#### [Texte cité]
Il n’y a pas de bon moment. Le film est toujours là. Si je devais faire un film sur les sujets dont m’a parlé ce jeune homme, ce serait dans trois ans car il faut écrire, réunir l’argent, etc. Et puis il y a les films qui vous arrivent à travers les oeuvres littéraires. Dans une librairie ce matin, on m’a montré un livre en me disant que ça pourrait faire un beau film. Je vais lire ce livre sur les Chagos et voir si je peux l’adapter. Les écrivains ont un regard sur leur pays et généralement, on y trouve beaucoup de visuel. J’adapte alors le texte qui est le plus visuel et le plus fort pour moi.
Donc s’il n’est pas important pour vous de distinguer la fiction et le réel, êtes-vous cependant dans une optique particulière quand vous réalisez des documentaires ?
Je suis dans une optique qui consiste à raconter une histoire. Je suis en face d’un public et je lui raconte une histoire. Beaucoup de films qu’on appelle documentaires n’en sont pas, ils sont simplement des reportages d’actualité… C’est la fiction qui m’a appris à raconter des histoires. Quoiqu’il arrive, que j’arrive dans une réalité ou une fiction je suis obligé de raconter une histoire et je ne peux départager les deux. Quand vous construisez une fiction, vous allez essayer de vous approcher le plus possible de ce que vous avez en face. Quand vous allez voir un film, ce qui vous touche, c’est ce que vous avez en vous, c’est le réel non ? Quand vous voyez un personnage, tout de suite, vous vous comparez à lui sans pour autant le savoir. Et cette comparaison, vous la faites avec tout ce qui est vraiment réel en vous.

#### [Données fournies]

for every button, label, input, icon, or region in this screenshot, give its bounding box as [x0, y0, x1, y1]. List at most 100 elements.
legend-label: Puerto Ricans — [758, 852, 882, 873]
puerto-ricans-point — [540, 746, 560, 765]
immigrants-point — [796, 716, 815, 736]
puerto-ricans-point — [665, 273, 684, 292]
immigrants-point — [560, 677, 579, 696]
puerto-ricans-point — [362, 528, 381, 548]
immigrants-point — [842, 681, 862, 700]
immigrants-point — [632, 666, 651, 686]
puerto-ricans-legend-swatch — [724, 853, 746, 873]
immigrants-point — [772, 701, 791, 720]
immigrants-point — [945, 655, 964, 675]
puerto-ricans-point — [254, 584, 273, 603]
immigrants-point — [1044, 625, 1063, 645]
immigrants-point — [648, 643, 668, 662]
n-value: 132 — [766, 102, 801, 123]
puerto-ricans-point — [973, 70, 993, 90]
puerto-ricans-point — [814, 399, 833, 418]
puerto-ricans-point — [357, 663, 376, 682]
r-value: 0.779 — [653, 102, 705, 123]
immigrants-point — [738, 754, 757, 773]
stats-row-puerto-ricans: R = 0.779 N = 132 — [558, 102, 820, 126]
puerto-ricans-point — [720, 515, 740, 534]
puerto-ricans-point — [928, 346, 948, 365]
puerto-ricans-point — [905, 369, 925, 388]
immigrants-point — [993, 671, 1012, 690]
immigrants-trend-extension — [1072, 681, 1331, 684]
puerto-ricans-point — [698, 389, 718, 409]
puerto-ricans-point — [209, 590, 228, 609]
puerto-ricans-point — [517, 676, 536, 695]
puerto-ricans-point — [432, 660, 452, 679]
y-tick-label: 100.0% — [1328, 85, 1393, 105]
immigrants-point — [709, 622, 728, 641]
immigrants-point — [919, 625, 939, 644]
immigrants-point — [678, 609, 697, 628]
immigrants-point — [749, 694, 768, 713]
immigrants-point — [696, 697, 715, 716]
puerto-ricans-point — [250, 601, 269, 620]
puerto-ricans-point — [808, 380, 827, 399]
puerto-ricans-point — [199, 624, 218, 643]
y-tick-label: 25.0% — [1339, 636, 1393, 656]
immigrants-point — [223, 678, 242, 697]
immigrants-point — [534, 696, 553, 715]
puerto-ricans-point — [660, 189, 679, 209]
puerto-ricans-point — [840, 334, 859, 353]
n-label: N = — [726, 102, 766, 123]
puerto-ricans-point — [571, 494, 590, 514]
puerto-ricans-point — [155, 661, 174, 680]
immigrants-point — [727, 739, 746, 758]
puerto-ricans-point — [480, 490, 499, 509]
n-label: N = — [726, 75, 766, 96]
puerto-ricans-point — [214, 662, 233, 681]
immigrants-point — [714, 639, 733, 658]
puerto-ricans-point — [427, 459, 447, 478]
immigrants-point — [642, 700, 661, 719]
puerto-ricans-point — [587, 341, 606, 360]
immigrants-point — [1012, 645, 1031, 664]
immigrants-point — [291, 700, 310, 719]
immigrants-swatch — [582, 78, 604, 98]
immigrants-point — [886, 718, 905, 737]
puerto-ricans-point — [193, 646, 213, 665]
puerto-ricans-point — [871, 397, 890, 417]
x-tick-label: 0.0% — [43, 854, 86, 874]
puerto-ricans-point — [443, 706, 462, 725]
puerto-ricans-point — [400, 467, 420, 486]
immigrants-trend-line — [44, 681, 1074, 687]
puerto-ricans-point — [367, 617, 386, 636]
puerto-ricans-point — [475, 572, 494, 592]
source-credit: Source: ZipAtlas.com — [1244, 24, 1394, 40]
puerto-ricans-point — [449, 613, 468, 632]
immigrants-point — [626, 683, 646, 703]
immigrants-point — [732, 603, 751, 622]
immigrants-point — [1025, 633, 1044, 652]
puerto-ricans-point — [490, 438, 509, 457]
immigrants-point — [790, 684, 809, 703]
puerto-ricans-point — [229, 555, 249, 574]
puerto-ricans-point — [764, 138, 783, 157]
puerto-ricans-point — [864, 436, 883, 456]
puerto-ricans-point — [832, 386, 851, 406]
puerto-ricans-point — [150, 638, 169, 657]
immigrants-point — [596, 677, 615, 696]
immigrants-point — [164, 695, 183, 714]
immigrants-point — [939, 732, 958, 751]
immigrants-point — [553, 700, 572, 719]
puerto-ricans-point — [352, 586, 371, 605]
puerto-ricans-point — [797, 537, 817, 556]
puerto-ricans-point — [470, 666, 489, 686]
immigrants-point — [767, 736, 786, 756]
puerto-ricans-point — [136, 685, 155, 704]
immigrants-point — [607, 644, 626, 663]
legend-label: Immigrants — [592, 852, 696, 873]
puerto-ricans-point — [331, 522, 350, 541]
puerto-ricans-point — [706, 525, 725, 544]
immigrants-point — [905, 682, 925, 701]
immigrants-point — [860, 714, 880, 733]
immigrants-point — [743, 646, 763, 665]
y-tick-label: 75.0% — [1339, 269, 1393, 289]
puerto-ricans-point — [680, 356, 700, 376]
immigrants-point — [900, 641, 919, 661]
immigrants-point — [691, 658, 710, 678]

#### [Consignes de travail]
Recopiez l'entretien sur le cinéma, de « Il n’y a pas » jusqu'à « fort pour moi. », en remplaçant « librairie » par « bibliothèque ».

#### [Corrigé de l'exercice]
Il n’y a pas de bon moment. Le film est toujours là. Si je devais faire un film sur les sujets dont m’a parlé ce jeune homme, ce serait dans trois ans car il faut écrire, réunir l’argent, etc. Et puis il y a les films qui vous arrivent à travers les oeuvres littéraires. Dans une bibliothèque ce matin, on m’a montré un livre en me disant que ça pourrait faire un beau film. Je vais lire ce livre sur les Chagos et voir si je peux l’adapter. Les écrivains ont un regard sur leur pays et généralement, on y trouve beaucoup de visuel. J’adapte alors le texte qui est le plus visuel et le plus fort pour moi.